--- Stated goal ---
Each entry here needs to be set down again exactly, please; pictures are left out.

--- Task material ---
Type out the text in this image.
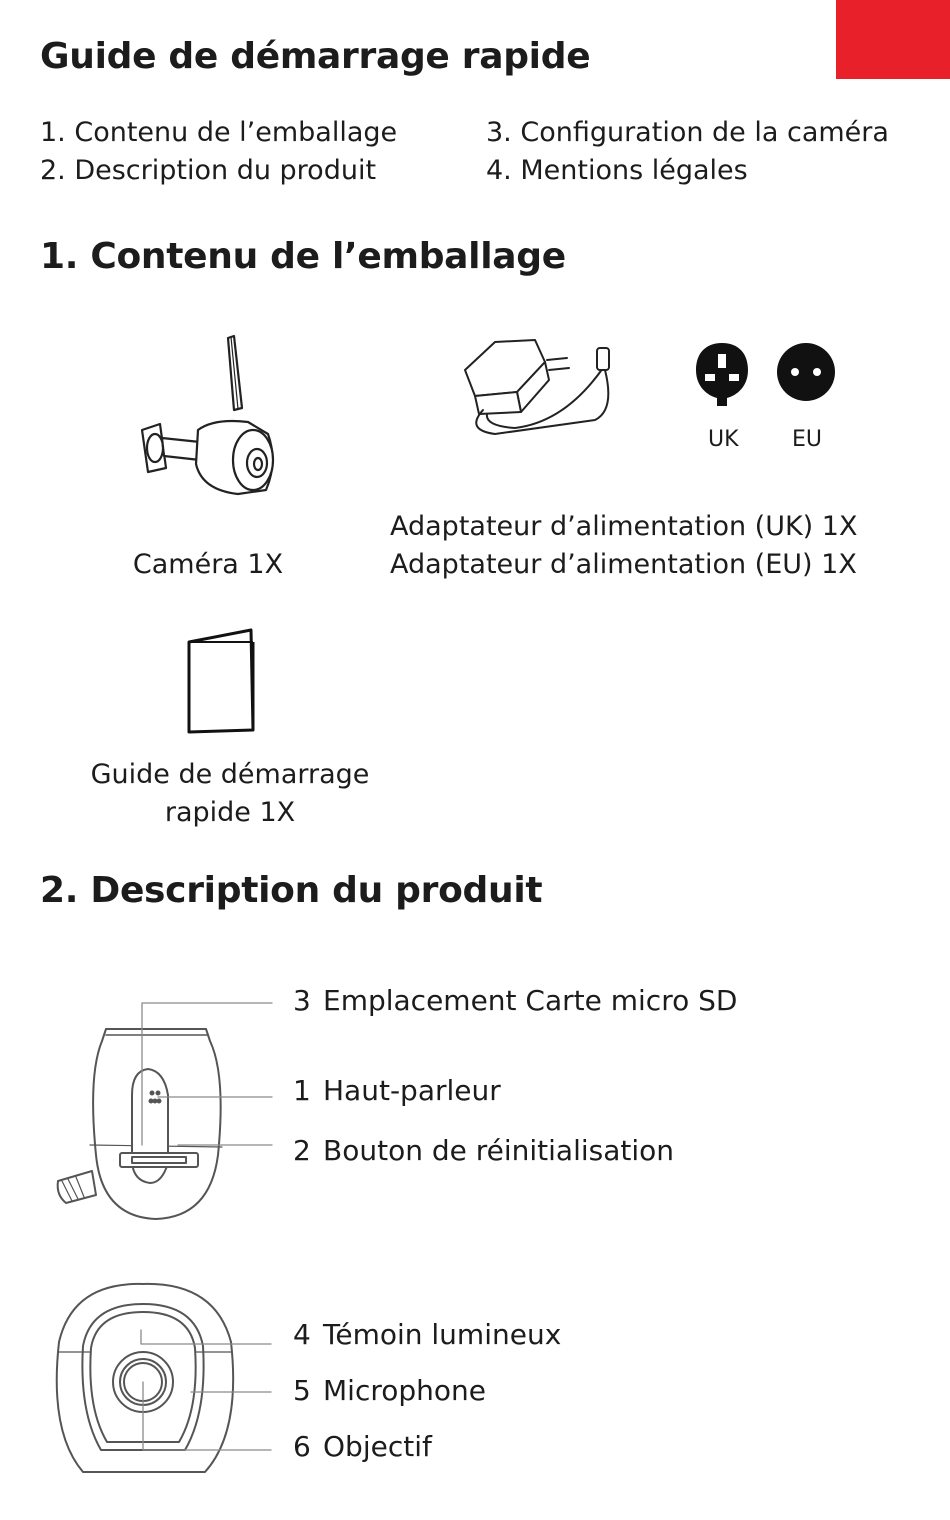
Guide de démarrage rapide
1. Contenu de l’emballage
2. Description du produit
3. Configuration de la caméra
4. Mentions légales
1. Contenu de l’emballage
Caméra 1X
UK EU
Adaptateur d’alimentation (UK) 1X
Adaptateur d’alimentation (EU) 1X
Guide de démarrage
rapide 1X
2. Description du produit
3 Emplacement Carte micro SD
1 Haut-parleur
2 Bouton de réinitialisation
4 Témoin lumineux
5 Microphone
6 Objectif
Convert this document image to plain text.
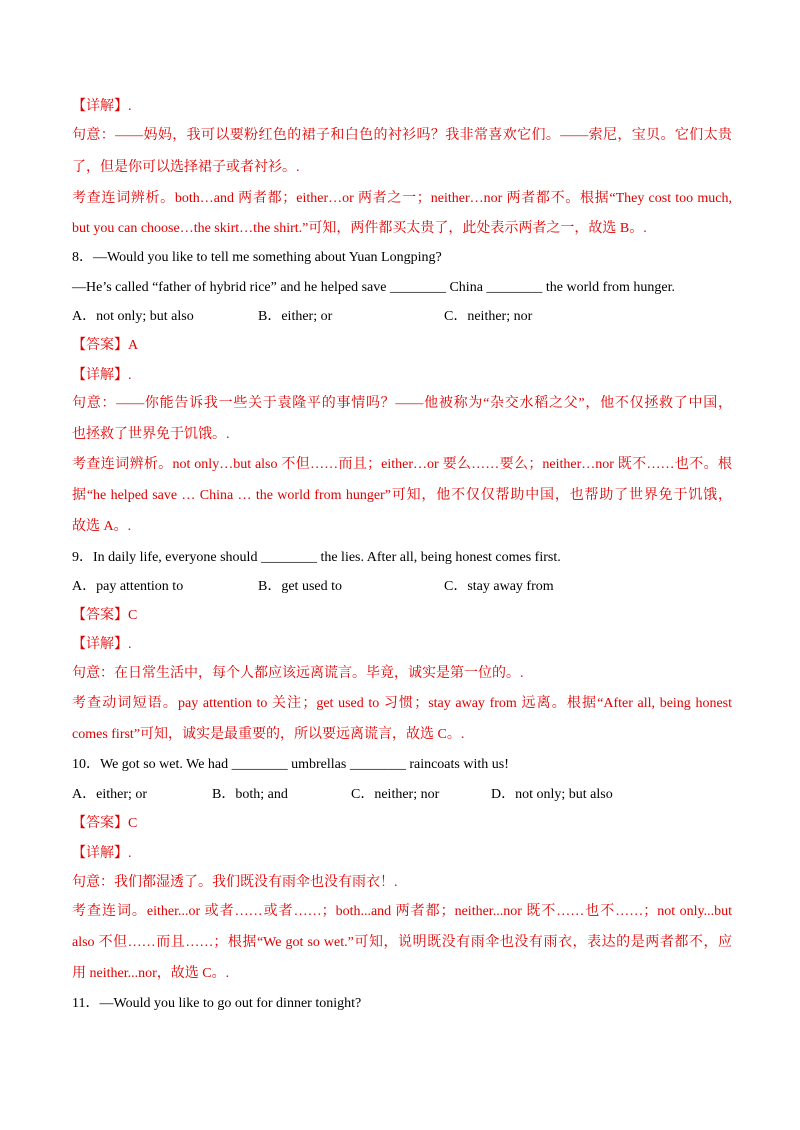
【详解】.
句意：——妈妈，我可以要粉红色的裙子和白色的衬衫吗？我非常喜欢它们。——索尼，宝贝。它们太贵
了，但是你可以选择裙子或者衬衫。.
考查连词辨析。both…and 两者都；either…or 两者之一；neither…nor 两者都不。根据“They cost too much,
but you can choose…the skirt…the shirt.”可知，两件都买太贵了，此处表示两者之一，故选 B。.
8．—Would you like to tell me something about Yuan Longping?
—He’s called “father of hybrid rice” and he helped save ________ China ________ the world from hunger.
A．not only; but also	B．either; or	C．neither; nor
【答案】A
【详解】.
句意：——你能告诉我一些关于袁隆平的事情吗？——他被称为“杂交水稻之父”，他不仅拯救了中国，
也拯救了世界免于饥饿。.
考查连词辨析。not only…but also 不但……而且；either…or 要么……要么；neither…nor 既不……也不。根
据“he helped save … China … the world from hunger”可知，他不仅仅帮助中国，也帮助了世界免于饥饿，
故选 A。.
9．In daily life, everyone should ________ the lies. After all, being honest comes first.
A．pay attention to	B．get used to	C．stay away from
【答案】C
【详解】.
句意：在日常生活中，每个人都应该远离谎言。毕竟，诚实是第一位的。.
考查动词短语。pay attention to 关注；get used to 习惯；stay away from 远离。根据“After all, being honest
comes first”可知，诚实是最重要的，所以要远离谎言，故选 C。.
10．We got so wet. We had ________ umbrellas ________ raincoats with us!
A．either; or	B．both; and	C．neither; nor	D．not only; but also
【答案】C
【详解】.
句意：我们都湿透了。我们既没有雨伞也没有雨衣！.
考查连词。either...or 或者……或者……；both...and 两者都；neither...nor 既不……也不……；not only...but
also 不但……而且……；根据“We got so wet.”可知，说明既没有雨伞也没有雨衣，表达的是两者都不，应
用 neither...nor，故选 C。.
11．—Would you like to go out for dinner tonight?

--- Problem solution ---
Type out the text in this image.
Guide de démarrage rapide
1. Contenu de l’emballage
2. Description du produit
3. Configuration de la caméra
4. Mentions légales
1. Contenu de l’emballage
Caméra 1X
UK EU
Adaptateur d’alimentation (UK) 1X
Adaptateur d’alimentation (EU) 1X
Guide de démarrage
rapide 1X
2. Description du produit
3 Emplacement Carte micro SD
1 Haut-parleur
2 Bouton de réinitialisation
4 Témoin lumineux
5 Microphone
6 Objectif
Convert this document image to plain text.
【详解】.
句意：——妈妈，我可以要粉红色的裙子和白色的衬衫吗？我非常喜欢它们。——索尼，宝贝。它们太贵
了，但是你可以选择裙子或者衬衫。.
考查连词辨析。both…and 两者都；either…or 两者之一；neither…nor 两者都不。根据“They cost too much,
but you can choose…the skirt…the shirt.”可知，两件都买太贵了，此处表示两者之一，故选 B。.
8．—Would you like to tell me something about Yuan Longping?
—He’s called “father of hybrid rice” and he helped save ________ China ________ the world from hunger.
A．not only; but also	B．either; or	C．neither; nor
【答案】A
【详解】.
句意：——你能告诉我一些关于袁隆平的事情吗？——他被称为“杂交水稻之父”，他不仅拯救了中国，
也拯救了世界免于饥饿。.
考查连词辨析。not only…but also 不但……而且；either…or 要么……要么；neither…nor 既不……也不。根
据“he helped save … China … the world from hunger”可知，他不仅仅帮助中国，也帮助了世界免于饥饿，
故选 A。.
9．In daily life, everyone should ________ the lies. After all, being honest comes first.
A．pay attention to	B．get used to	C．stay away from
【答案】C
【详解】.
句意：在日常生活中，每个人都应该远离谎言。毕竟，诚实是第一位的。.
考查动词短语。pay attention to 关注；get used to 习惯；stay away from 远离。根据“After all, being honest
comes first”可知，诚实是最重要的，所以要远离谎言，故选 C。.
10．We got so wet. We had ________ umbrellas ________ raincoats with us!
A．either; or	B．both; and	C．neither; nor	D．not only; but also
【答案】C
【详解】.
句意：我们都湿透了。我们既没有雨伞也没有雨衣！.
考查连词。either...or 或者……或者……；both...and 两者都；neither...nor 既不……也不……；not only...but
also 不但……而且……；根据“We got so wet.”可知，说明既没有雨伞也没有雨衣，表达的是两者都不，应
用 neither...nor，故选 C。.
11．—Would you like to go out for dinner tonight?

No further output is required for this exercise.